Written instruction
Copy out the lines that have "title" in them.

Supplied entries
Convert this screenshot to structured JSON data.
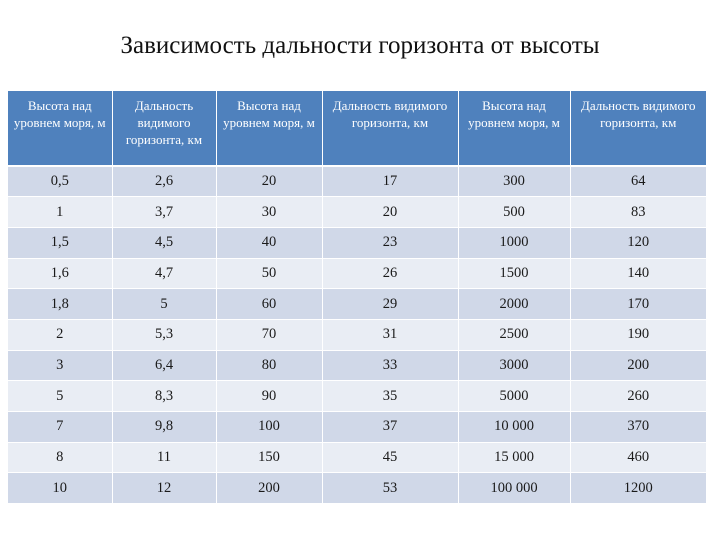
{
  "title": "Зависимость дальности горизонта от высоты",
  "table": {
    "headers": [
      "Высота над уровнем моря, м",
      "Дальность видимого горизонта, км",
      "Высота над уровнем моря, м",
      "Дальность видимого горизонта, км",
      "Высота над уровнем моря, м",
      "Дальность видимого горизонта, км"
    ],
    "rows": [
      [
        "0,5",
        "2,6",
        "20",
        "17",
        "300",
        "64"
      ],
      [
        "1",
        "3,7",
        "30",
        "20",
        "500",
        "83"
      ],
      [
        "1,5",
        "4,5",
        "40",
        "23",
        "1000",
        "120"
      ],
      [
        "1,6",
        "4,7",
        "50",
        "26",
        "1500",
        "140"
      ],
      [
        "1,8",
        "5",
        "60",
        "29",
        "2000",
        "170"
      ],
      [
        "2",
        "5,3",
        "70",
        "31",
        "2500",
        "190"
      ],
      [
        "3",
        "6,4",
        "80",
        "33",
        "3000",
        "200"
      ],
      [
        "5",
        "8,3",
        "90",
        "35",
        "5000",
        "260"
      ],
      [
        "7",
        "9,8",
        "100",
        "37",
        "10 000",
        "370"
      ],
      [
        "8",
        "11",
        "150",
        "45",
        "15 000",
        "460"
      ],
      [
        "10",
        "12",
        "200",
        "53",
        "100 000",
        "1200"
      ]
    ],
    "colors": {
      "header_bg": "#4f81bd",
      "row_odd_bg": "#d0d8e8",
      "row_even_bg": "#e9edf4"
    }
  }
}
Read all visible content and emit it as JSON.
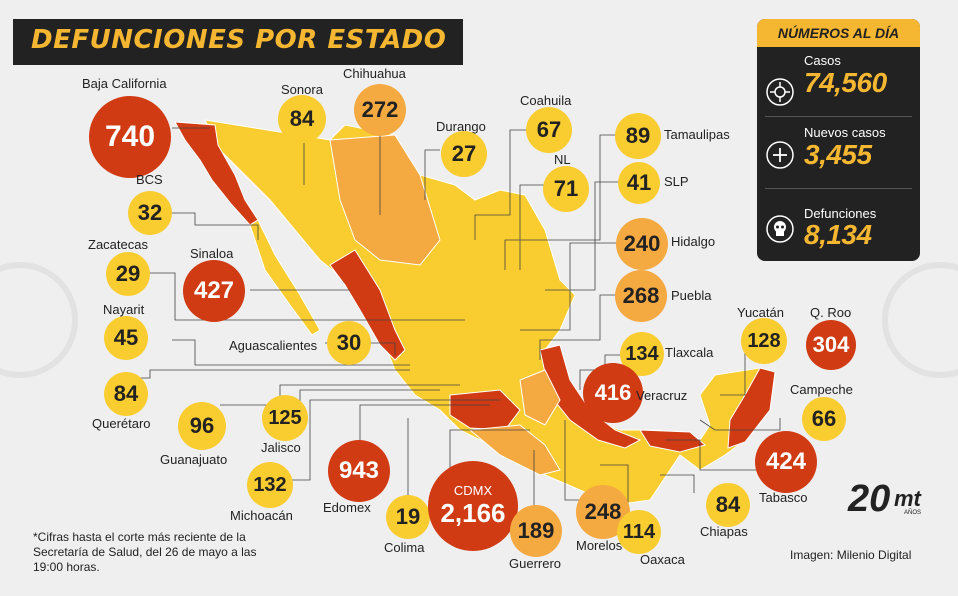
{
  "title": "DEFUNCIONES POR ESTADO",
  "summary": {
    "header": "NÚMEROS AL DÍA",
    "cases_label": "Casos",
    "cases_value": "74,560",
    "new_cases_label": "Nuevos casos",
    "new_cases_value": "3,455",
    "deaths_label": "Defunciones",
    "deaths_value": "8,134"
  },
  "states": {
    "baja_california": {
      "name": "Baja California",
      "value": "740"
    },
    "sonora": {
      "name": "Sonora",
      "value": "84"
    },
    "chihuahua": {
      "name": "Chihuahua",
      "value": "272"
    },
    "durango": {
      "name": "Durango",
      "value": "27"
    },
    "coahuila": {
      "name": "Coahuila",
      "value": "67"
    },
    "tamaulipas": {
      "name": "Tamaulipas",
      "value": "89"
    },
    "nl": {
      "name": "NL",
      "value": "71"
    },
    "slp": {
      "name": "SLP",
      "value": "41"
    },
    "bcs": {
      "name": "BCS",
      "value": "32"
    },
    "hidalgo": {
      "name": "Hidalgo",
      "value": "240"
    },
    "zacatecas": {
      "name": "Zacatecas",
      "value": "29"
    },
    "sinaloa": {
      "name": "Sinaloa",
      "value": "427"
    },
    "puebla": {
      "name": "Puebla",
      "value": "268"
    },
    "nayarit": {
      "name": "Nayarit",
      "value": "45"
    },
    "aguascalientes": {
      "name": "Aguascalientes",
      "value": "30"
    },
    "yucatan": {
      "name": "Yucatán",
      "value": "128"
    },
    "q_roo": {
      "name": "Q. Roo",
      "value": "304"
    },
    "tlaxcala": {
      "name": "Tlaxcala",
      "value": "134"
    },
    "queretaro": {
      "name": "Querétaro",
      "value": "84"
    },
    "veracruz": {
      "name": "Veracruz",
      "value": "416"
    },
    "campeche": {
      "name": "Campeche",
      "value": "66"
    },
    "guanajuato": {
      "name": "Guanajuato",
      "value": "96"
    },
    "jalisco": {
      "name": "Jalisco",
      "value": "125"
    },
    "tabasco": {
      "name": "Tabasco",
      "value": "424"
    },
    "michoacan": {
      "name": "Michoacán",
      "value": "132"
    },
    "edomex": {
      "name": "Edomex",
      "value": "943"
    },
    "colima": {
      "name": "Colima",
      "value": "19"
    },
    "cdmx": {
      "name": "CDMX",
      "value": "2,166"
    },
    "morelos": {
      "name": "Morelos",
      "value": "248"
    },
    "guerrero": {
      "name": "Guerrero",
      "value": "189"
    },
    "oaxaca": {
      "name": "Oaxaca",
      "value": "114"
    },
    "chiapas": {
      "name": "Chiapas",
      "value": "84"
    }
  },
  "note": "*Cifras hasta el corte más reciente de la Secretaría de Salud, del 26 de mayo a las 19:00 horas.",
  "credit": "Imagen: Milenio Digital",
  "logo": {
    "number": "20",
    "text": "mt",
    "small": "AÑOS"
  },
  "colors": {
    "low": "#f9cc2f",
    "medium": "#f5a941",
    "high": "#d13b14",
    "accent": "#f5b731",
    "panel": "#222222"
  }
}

Reply
  "title": "Зависимость дальности горизонта от высоты",
  "title": "DEFUNCIONES POR ESTADO",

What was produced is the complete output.